_Stored records_
※

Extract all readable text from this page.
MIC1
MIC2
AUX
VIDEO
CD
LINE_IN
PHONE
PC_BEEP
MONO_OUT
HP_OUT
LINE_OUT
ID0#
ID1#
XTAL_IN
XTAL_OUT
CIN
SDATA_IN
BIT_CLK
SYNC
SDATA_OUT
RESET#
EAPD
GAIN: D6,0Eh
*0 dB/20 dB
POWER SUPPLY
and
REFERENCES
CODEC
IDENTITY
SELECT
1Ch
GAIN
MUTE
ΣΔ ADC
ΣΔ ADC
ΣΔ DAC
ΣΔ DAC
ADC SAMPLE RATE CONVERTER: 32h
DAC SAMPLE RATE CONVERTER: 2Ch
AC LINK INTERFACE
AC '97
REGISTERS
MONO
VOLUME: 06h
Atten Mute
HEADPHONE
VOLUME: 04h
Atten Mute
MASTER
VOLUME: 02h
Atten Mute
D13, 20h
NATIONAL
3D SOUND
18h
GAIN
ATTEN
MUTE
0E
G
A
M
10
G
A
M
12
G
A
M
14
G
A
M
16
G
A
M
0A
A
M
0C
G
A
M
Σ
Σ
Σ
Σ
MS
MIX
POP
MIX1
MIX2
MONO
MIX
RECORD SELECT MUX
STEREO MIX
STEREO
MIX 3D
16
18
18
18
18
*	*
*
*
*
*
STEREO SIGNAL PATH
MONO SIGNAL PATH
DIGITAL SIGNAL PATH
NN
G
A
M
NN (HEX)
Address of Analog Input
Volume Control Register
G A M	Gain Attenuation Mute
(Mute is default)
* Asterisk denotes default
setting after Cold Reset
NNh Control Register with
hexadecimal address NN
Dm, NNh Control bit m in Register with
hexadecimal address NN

※

_What the task asks_
Each record above must be given again exactly.

_Finished answer_
Extract all readable text from this page.
MIC1
MIC2
AUX
VIDEO
CD
LINE_IN
PHONE
PC_BEEP
MONO_OUT
HP_OUT
LINE_OUT
ID0#
ID1#
XTAL_IN
XTAL_OUT
CIN
SDATA_IN
BIT_CLK
SYNC
SDATA_OUT
RESET#
EAPD
GAIN: D6,0Eh
*0 dB/20 dB
POWER SUPPLY
and
REFERENCES
CODEC
IDENTITY
SELECT
1Ch
GAIN
MUTE
ΣΔ ADC
ΣΔ ADC
ΣΔ DAC
ΣΔ DAC
ADC SAMPLE RATE CONVERTER: 32h
DAC SAMPLE RATE CONVERTER: 2Ch
AC LINK INTERFACE
AC '97
REGISTERS
MONO
VOLUME: 06h
Atten Mute
HEADPHONE
VOLUME: 04h
Atten Mute
MASTER
VOLUME: 02h
Atten Mute
D13, 20h
NATIONAL
3D SOUND
18h
GAIN
ATTEN
MUTE
0E
G
A
M
10
G
A
M
12
G
A
M
14
G
A
M
16
G
A
M
0A
A
M
0C
G
A
M
Σ
Σ
Σ
Σ
MS
MIX
POP
MIX1
MIX2
MONO
MIX
RECORD SELECT MUX
STEREO MIX
STEREO
MIX 3D
16
18
18
18
18
*	*
*
*
*
*
STEREO SIGNAL PATH
MONO SIGNAL PATH
DIGITAL SIGNAL PATH
NN
G
A
M
NN (HEX)
Address of Analog Input
Volume Control Register
G A M	Gain Attenuation Mute
(Mute is default)
* Asterisk denotes default
setting after Cold Reset
NNh Control Register with
hexadecimal address NN
Dm, NNh Control bit m in Register with
hexadecimal address NN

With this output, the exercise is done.